## Start DATA ROWS

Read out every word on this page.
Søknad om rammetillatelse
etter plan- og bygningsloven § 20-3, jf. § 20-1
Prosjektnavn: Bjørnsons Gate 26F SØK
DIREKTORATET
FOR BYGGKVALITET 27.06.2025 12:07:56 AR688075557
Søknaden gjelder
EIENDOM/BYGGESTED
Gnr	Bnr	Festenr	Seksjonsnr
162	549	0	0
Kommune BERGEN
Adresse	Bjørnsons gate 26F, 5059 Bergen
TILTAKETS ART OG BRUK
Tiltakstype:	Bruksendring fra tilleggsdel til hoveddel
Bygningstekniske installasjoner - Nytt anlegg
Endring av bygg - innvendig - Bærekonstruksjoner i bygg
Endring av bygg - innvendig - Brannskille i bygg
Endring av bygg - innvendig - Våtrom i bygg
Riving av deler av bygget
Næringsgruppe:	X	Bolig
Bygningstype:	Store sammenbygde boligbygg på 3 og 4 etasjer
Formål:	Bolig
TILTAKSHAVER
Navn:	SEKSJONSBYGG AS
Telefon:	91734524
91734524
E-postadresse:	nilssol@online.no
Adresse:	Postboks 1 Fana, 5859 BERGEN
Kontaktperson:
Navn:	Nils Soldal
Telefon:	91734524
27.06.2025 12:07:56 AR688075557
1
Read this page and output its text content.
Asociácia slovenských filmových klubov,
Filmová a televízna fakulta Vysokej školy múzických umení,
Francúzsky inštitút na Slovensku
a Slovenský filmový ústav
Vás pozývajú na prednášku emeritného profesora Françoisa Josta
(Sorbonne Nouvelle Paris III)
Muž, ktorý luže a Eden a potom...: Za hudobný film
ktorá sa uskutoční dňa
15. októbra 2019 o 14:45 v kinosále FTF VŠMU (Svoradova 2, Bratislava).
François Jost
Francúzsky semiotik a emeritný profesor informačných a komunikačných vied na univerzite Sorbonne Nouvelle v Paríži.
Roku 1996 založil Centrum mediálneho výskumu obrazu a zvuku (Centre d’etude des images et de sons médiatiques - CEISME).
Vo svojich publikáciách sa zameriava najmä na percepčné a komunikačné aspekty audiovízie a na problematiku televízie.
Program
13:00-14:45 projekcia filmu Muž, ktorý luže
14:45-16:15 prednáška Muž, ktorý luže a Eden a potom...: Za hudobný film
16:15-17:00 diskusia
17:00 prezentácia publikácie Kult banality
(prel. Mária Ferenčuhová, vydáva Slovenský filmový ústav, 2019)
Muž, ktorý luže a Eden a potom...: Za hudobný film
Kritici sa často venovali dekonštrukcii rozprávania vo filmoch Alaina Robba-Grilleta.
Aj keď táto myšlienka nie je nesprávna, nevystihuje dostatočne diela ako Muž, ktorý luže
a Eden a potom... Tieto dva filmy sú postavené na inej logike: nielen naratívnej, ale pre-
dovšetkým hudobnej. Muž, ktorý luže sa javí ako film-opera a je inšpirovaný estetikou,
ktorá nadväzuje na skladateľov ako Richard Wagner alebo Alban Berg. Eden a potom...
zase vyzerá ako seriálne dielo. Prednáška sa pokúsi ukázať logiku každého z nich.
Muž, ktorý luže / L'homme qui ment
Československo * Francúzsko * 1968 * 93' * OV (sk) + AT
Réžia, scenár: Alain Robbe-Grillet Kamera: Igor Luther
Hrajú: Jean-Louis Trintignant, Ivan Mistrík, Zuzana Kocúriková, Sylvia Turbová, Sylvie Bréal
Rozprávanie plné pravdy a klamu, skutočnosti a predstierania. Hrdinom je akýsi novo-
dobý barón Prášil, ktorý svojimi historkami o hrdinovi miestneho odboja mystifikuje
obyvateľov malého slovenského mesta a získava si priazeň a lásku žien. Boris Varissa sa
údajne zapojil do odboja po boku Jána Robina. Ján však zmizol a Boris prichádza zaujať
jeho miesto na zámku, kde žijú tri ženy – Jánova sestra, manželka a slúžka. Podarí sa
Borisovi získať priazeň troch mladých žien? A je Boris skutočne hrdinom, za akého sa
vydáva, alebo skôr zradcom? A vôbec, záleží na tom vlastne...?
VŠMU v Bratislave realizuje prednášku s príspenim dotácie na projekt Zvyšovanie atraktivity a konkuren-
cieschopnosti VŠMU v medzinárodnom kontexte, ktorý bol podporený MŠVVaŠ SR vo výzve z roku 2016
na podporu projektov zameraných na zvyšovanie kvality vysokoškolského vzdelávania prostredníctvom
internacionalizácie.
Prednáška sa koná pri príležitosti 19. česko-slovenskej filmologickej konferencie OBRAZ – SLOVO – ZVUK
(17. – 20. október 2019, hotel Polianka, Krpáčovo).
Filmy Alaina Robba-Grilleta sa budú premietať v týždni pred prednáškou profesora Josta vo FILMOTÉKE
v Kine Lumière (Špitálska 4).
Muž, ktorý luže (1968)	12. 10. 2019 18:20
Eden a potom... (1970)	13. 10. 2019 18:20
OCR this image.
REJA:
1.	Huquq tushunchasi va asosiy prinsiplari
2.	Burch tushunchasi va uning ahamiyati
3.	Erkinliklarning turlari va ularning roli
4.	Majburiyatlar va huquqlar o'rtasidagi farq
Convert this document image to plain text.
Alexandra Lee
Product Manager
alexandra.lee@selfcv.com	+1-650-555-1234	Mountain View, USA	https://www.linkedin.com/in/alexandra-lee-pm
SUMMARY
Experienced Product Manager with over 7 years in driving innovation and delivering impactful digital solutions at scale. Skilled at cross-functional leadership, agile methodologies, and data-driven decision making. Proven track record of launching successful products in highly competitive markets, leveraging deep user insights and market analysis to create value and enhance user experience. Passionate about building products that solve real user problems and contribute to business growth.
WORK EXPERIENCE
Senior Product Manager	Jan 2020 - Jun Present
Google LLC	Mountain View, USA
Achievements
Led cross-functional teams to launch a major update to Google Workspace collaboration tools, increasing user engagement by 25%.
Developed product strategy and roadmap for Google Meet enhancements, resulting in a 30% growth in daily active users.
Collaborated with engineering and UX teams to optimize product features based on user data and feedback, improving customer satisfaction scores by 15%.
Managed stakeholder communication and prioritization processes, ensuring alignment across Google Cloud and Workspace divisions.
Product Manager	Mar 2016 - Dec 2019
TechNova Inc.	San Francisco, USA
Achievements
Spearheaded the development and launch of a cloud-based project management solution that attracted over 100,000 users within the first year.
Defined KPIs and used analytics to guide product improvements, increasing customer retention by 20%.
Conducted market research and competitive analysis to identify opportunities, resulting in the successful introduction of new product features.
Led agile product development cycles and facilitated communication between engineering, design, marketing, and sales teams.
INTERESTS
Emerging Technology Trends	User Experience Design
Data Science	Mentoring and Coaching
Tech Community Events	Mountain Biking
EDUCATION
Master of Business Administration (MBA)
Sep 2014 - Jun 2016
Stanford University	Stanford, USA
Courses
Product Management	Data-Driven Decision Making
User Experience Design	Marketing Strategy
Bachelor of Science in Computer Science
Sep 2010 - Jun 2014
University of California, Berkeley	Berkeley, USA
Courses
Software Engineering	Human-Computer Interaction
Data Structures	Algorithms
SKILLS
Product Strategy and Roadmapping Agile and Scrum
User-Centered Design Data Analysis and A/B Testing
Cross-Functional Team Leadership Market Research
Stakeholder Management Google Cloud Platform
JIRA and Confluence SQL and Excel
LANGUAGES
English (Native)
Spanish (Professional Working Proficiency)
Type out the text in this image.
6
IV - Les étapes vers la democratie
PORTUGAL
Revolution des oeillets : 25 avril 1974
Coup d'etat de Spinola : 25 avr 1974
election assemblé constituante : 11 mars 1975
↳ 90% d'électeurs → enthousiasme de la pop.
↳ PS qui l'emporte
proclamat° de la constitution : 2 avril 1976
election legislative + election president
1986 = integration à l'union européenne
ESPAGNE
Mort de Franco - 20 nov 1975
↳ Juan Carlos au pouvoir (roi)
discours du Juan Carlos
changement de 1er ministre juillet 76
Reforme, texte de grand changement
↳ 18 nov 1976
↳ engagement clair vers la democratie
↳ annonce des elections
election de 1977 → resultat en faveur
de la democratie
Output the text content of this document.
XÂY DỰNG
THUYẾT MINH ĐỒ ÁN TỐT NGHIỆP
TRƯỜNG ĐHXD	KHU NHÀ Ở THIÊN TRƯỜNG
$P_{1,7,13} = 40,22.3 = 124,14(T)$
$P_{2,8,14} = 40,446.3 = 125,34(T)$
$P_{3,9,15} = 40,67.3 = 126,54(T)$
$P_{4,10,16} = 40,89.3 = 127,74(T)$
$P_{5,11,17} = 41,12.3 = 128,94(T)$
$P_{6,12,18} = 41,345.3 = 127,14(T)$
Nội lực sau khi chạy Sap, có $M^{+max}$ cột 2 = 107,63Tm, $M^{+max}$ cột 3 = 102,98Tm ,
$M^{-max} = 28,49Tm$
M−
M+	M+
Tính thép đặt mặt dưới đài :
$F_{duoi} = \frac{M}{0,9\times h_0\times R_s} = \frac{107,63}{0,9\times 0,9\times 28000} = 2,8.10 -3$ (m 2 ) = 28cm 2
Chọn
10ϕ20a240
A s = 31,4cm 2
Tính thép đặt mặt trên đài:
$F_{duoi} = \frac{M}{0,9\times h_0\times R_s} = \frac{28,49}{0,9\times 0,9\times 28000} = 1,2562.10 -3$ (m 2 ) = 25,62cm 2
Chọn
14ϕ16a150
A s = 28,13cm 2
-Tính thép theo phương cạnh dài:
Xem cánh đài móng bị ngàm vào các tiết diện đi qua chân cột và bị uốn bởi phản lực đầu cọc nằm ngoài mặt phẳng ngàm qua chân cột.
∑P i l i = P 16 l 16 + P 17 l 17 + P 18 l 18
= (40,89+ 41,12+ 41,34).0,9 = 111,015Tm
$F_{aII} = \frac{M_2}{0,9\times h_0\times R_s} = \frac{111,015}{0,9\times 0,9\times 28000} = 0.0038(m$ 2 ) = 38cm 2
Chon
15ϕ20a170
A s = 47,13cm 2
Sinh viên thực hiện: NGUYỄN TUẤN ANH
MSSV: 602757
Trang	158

## End DATA ROWS

▶ **PROMPT**
For each line of the entries that includes "Read", show that line.

▶ **RESULT OF THE EXERCISE**
Read out every word on this page.
Read this page and output its text content.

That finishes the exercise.